_Texte source_:
----
Audio3 : Der Himmel über Berlin

http://vimeo.com/13207279

 

 

• un désespérant irrespect phonétique dans les médias pour les noms et produits étrangers : France Inter : Premier arrivée dans le 3e : Dulce de Leche ; Jeux vidéos (pour un public Jeune qui pourrait adorer s’approprier l’altérité !) : Medal of Honor, Gran Theft Auto… les acteurs Richard Gere, Colin Farell…

 

 

• L’absence de modèles positifs : nos présidents et politiques parlent peu ou pas les langues étrangères. Le premier ministre actuel parle allemand (c’est souvent précisé, enfin !). Sur Europe 15.06.2012 commenté par Le Parisien : « En allumant leur radio vers 8h20 ce matin, les auditeurs d’Europe 1 ont probablement été surpris par cette longue tirade en allemand - 12 secondes, une éternité en radio - adressée par le Premier ministre Jean-Marc Ayrault à la Chancelière allemande Angela Maerkel » :

«Wir haben eine gemeinsame Verantwortung, Europa eine Zukunft zu geben. Und wie Mitterrand und Kohl, François Hollande und Frau Merkel sind davon überzeugt.»

 

Ce qui est le plus apparent, ce sont les accents étrangers : Jane Birkin, Eva Joly, Karl Lagerfeld… Par contre que l’acteur Henri Garcin s’appelle Anton Albers et soit Néerlandais (autres exemples), personne ne peut d’emblée s’en rendre compte alors personne ne s’en émeut…

 

Notes et commentaires de Gabrielle Varro au fil d’un texte de L. Morozova :

www.cebip.com/download.asp?file=/elementi/www/...9...
----
_Données présentées_:

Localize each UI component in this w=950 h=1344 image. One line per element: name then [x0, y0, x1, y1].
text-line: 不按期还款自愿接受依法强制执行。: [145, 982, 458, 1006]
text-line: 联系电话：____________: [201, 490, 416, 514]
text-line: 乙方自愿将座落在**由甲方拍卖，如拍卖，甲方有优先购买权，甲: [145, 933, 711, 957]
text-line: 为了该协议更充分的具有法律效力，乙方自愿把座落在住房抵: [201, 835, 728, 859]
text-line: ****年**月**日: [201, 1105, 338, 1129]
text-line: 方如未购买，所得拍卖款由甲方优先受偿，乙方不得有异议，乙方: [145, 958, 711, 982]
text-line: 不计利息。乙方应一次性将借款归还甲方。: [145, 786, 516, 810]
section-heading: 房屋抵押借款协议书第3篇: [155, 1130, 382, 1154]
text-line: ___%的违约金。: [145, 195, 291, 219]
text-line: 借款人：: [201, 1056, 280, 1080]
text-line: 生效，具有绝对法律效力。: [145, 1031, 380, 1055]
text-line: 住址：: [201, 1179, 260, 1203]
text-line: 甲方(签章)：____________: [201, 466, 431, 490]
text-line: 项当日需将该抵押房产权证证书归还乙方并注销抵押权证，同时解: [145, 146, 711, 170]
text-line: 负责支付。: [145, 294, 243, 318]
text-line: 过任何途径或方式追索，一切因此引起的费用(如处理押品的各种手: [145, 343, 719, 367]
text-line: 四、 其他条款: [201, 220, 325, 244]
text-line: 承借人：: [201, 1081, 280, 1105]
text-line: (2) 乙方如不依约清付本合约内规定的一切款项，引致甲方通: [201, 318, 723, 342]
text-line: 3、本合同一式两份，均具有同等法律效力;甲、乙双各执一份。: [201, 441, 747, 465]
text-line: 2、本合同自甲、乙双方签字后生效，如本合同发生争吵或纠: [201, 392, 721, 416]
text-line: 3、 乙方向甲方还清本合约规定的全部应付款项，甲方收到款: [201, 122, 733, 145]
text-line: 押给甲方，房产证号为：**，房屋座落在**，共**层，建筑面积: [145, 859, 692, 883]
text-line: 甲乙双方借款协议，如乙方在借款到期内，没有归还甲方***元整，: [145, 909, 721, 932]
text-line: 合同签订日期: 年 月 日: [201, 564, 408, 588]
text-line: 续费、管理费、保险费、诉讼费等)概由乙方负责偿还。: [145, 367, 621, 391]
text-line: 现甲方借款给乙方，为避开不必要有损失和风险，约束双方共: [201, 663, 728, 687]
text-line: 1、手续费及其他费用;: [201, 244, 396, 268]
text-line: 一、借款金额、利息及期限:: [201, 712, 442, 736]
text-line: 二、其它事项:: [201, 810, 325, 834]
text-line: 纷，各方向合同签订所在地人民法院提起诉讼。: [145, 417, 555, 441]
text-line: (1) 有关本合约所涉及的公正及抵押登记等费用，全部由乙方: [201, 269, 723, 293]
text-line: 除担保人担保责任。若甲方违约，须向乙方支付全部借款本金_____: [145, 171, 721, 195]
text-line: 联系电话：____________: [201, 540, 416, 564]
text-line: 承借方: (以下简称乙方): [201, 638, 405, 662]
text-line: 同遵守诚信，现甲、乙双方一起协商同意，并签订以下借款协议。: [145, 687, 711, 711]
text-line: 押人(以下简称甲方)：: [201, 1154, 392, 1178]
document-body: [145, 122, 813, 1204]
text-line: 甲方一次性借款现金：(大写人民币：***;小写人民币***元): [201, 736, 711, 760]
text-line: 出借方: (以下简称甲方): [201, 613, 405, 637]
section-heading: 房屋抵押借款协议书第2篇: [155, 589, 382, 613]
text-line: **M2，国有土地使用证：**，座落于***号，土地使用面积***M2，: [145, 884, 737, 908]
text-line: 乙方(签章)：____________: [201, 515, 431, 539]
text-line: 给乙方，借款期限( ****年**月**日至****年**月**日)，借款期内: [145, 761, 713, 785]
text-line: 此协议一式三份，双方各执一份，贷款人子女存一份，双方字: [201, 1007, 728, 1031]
----
_À compléter_:
a) Recopiez sans rien changer le passage du texte source qui commence aux mots « Ce qui est le » et s'arrête après les mots « www.cebip.com/download.asp?file=/elementi/www/...9... ».
b) Reprenez les lignes de la liste depuis son début jusqu'à celle qui contient « text-line: 为了该协议更充分的具有法律效力，乙方自愿把座落在住房抵: [201, 835, 728, 859] » incluse, en remplaçant « 联系电话 » par « 电话号码 » sans rien modifier d'autre, et ne donnez que ces lignes.
Le texte et la liste n'ont aucun rapport entre eux.

_Ensemble des réponses_:
a)
Ce qui est le plus apparent, ce sont les accents étrangers : Jane Birkin, Eva Joly, Karl Lagerfeld… Par contre que l’acteur Henri Garcin s’appelle Anton Albers et soit Néerlandais (autres exemples), personne ne peut d’emblée s’en rendre compte alors personne ne s’en émeut…

 

Notes et commentaires de Gabrielle Varro au fil d’un texte de L. Morozova :

www.cebip.com/download.asp?file=/elementi/www/...9...

b)
Localize each UI component in this w=950 h=1344 image. One line per element: name then [x0, y0, x1, y1].
text-line: 不按期还款自愿接受依法强制执行。: [145, 982, 458, 1006]
text-line: 电话号码：____________: [201, 490, 416, 514]
text-line: 乙方自愿将座落在**由甲方拍卖，如拍卖，甲方有优先购买权，甲: [145, 933, 711, 957]
text-line: 为了该协议更充分的具有法律效力，乙方自愿把座落在住房抵: [201, 835, 728, 859]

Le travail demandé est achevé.